DATA EXCERPTS:
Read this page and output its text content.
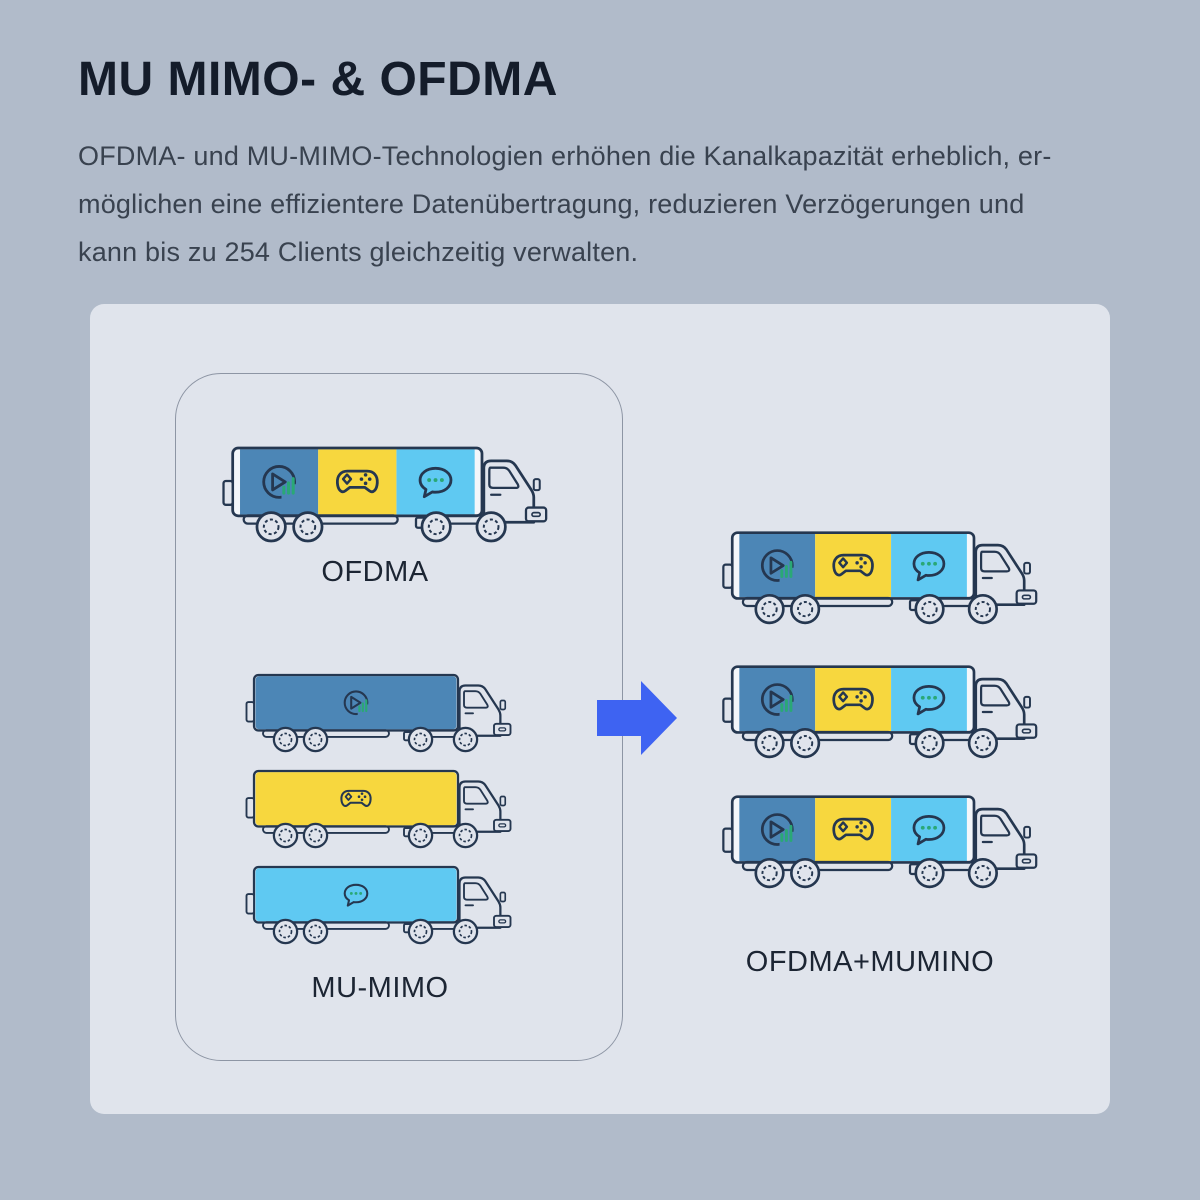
MU MIMO- & OFDMA
OFDMA- und MU-MIMO-Technologien erhöhen die Kanalkapazität erheblich, er-
möglichen eine effizientere Datenübertragung, reduzieren Verzögerungen und
kann bis zu 254 Clients gleichzeitig verwalten.
OFDMA
MU-MIMO
OFDMA+MUMINO
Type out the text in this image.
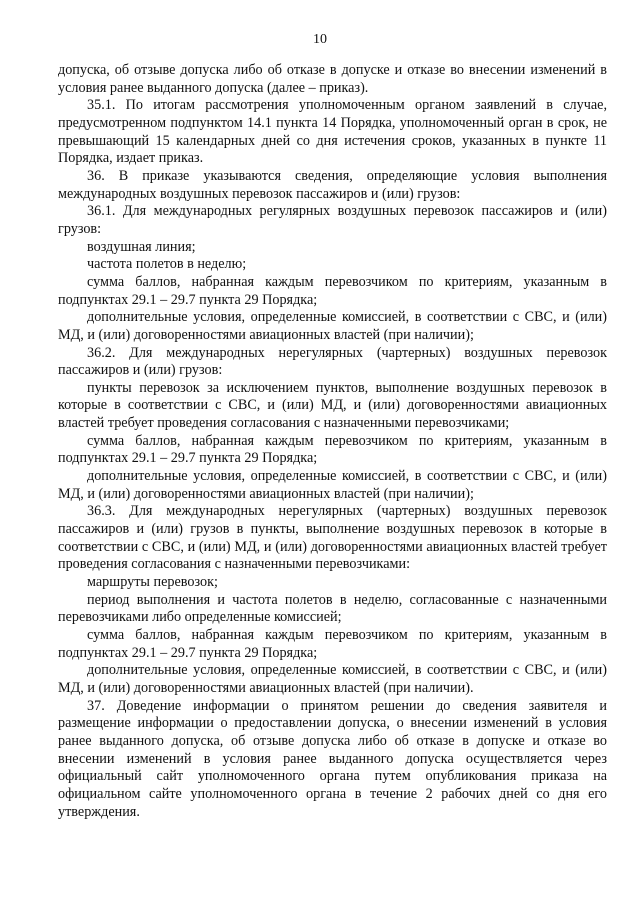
10

допуска, об отзыве допуска либо об отказе в допуске и отказе во внесении изменений в условия ранее выданного допуска (далее – приказ).

35.1. По итогам рассмотрения уполномоченным органом заявлений в случае, предусмотренном подпунктом 14.1 пункта 14 Порядка, уполномоченный орган в срок, не превышающий 15 календарных дней со дня истечения сроков, указанных в пункте 11 Порядка, издает приказ.

36. В приказе указываются сведения, определяющие условия выполнения международных воздушных перевозок пассажиров и (или) грузов:

36.1. Для международных регулярных воздушных перевозок пассажиров и (или) грузов:

воздушная линия;

частота полетов в неделю;

сумма баллов, набранная каждым перевозчиком по критериям, указанным в подпунктах 29.1 – 29.7 пункта 29 Порядка;

дополнительные условия, определенные комиссией, в соответствии с СВС, и (или) МД, и (или) договоренностями авиационных властей (при наличии);

36.2. Для международных нерегулярных (чартерных) воздушных перевозок пассажиров и (или) грузов:

пункты перевозок за исключением пунктов, выполнение воздушных перевозок в которые в соответствии с СВС, и (или) МД, и (или) договоренностями авиационных властей требует проведения согласования с назначенными перевозчиками;

сумма баллов, набранная каждым перевозчиком по критериям, указанным в подпунктах 29.1 – 29.7 пункта 29 Порядка;

дополнительные условия, определенные комиссией, в соответствии с СВС, и (или) МД, и (или) договоренностями авиационных властей (при наличии);

36.3. Для международных нерегулярных (чартерных) воздушных перевозок пассажиров и (или) грузов в пункты, выполнение воздушных перевозок в которые в соответствии с СВС, и (или) МД, и (или) договоренностями авиационных властей требует проведения согласования с назначенными перевозчиками:

маршруты перевозок;

период выполнения и частота полетов в неделю, согласованные с назначенными перевозчиками либо определенные комиссией;

сумма баллов, набранная каждым перевозчиком по критериям, указанным в подпунктах 29.1 – 29.7 пункта 29 Порядка;

дополнительные условия, определенные комиссией, в соответствии с СВС, и (или) МД, и (или) договоренностями авиационных властей (при наличии).

37. Доведение информации о принятом решении до сведения заявителя и размещение информации о предоставлении допуска, о внесении изменений в условия ранее выданного допуска, об отзыве допуска либо об отказе в допуске и отказе во внесении изменений в условия ранее выданного допуска осуществляется через официальный сайт уполномоченного органа путем опубликования приказа на официальном сайте уполномоченного органа в течение 2 рабочих дней со дня его утверждения.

PROMPT: Return each line from the material above exactly, but not the pictures.

TASK RESULT:
Read this page and output its text content.
MU MIMO- & OFDMA
OFDMA- und MU-MIMO-Technologien erhöhen die Kanalkapazität erheblich, er-
möglichen eine effizientere Datenübertragung, reduzieren Verzögerungen und
kann bis zu 254 Clients gleichzeitig verwalten.
OFDMA
MU-MIMO
OFDMA+MUMINO
Type out the text in this image.
10

допуска, об отзыве допуска либо об отказе в допуске и отказе во внесении изменений в условия ранее выданного допуска (далее – приказ).

35.1. По итогам рассмотрения уполномоченным органом заявлений в случае, предусмотренном подпунктом 14.1 пункта 14 Порядка, уполномоченный орган в срок, не превышающий 15 календарных дней со дня истечения сроков, указанных в пункте 11 Порядка, издает приказ.

36. В приказе указываются сведения, определяющие условия выполнения международных воздушных перевозок пассажиров и (или) грузов:

36.1. Для международных регулярных воздушных перевозок пассажиров и (или) грузов:

воздушная линия;

частота полетов в неделю;

сумма баллов, набранная каждым перевозчиком по критериям, указанным в подпунктах 29.1 – 29.7 пункта 29 Порядка;

дополнительные условия, определенные комиссией, в соответствии с СВС, и (или) МД, и (или) договоренностями авиационных властей (при наличии);

36.2. Для международных нерегулярных (чартерных) воздушных перевозок пассажиров и (или) грузов:

пункты перевозок за исключением пунктов, выполнение воздушных перевозок в которые в соответствии с СВС, и (или) МД, и (или) договоренностями авиационных властей требует проведения согласования с назначенными перевозчиками;

сумма баллов, набранная каждым перевозчиком по критериям, указанным в подпунктах 29.1 – 29.7 пункта 29 Порядка;

дополнительные условия, определенные комиссией, в соответствии с СВС, и (или) МД, и (или) договоренностями авиационных властей (при наличии);

36.3. Для международных нерегулярных (чартерных) воздушных перевозок пассажиров и (или) грузов в пункты, выполнение воздушных перевозок в которые в соответствии с СВС, и (или) МД, и (или) договоренностями авиационных властей требует проведения согласования с назначенными перевозчиками:

маршруты перевозок;

период выполнения и частота полетов в неделю, согласованные с назначенными перевозчиками либо определенные комиссией;

сумма баллов, набранная каждым перевозчиком по критериям, указанным в подпунктах 29.1 – 29.7 пункта 29 Порядка;

дополнительные условия, определенные комиссией, в соответствии с СВС, и (или) МД, и (или) договоренностями авиационных властей (при наличии).

37. Доведение информации о принятом решении до сведения заявителя и размещение информации о предоставлении допуска, о внесении изменений в условия ранее выданного допуска, об отзыве допуска либо об отказе в допуске и отказе во внесении изменений в условия ранее выданного допуска осуществляется через официальный сайт уполномоченного органа путем опубликования приказа на официальном сайте уполномоченного органа в течение 2 рабочих дней со дня его утверждения.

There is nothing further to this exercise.